» **MATERIAL TO PROCESS**
## begin

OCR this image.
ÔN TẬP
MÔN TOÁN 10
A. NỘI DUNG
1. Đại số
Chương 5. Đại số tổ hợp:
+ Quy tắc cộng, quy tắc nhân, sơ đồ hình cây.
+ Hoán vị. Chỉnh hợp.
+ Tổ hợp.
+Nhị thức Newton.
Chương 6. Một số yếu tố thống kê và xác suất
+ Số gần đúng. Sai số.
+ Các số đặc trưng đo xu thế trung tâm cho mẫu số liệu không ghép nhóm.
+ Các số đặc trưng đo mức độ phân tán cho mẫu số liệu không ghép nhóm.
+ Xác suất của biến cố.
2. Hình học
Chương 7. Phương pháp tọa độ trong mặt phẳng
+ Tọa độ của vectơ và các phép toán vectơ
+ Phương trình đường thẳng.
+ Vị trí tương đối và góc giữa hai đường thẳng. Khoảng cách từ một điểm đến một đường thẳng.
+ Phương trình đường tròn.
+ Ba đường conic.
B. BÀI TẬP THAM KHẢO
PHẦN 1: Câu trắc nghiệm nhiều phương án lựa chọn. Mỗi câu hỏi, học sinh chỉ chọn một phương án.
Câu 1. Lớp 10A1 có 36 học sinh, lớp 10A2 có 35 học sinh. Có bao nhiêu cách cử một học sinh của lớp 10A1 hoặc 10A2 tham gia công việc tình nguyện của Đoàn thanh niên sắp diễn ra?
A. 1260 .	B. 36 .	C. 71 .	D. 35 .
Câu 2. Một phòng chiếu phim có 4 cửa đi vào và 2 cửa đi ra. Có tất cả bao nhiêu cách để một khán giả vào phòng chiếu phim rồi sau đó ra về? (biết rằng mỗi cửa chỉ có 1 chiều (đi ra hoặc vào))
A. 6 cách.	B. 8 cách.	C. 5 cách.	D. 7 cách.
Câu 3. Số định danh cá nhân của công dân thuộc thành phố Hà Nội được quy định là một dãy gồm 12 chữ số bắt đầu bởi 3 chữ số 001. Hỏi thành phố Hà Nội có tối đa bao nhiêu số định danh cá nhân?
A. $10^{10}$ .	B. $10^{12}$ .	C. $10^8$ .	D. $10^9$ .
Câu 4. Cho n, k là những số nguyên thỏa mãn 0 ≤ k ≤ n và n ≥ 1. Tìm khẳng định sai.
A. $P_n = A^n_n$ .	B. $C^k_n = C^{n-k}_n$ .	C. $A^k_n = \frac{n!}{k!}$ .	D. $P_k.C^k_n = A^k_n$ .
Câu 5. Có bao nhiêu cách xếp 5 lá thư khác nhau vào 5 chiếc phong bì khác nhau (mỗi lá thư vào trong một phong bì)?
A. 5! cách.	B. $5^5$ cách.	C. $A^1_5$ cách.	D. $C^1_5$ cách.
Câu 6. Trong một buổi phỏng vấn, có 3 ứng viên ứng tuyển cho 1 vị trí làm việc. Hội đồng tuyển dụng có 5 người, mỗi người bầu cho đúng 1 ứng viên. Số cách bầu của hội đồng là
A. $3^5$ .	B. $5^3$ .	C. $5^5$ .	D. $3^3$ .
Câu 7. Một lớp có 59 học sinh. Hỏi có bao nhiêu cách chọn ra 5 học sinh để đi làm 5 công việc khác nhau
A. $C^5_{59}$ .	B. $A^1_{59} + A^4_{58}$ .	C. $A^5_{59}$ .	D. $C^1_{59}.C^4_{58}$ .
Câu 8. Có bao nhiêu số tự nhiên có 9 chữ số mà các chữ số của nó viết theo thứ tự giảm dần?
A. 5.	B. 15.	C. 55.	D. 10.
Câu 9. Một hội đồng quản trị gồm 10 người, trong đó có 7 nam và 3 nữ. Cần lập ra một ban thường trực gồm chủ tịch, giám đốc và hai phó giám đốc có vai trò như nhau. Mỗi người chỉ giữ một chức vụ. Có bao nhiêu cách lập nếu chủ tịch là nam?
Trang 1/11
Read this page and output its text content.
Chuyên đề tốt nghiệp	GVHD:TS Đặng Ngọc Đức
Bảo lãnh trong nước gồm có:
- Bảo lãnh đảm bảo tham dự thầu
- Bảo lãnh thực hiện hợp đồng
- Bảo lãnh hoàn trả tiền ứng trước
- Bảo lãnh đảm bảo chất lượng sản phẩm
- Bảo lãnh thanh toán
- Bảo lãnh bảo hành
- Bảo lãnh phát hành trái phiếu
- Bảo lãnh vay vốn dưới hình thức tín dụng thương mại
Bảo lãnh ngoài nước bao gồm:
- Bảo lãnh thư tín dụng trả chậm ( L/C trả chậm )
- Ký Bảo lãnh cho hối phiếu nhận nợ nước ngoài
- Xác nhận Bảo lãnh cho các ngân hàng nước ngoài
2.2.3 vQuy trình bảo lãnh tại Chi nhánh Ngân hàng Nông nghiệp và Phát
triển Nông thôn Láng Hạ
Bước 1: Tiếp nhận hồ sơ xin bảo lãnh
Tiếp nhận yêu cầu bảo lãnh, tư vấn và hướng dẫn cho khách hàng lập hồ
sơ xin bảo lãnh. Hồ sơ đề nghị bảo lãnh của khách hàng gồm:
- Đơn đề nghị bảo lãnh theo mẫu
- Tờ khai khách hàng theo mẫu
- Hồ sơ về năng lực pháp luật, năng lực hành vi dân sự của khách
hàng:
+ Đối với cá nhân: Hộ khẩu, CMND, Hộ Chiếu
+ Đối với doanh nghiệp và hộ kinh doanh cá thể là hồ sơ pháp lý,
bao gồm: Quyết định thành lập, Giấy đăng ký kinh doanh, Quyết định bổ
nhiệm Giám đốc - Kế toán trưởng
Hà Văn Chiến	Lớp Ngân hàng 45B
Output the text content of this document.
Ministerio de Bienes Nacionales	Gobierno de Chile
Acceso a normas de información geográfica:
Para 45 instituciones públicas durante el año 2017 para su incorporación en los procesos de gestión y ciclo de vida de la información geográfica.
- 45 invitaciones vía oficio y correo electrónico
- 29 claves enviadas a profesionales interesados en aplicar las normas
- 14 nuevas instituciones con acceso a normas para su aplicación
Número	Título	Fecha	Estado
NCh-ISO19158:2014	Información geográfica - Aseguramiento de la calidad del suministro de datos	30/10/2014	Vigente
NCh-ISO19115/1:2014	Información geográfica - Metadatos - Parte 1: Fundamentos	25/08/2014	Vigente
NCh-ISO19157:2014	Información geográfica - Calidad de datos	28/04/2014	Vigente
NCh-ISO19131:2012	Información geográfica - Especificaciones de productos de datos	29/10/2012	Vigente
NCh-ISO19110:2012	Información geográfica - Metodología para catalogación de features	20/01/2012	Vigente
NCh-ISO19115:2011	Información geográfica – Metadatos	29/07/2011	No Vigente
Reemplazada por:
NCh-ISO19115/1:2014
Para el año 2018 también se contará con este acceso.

## end

» **GIVEN TASK**
Point out every line holding the string "định" and copy it.

» **EXPECTED ANSWER**
Câu 3. Số định danh cá nhân của công dân thuộc thành phố Hà Nội được quy định là một dãy gồm 12 chữ số bắt đầu bởi 3 chữ số 001. Hỏi thành phố Hà Nội có tối đa bao nhiêu số định danh cá nhân?
Câu 4. Cho n, k là những số nguyên thỏa mãn 0 ≤ k ≤ n và n ≥ 1. Tìm khẳng định sai.
bao gồm: Quyết định thành lập, Giấy đăng ký kinh doanh, Quyết định bổ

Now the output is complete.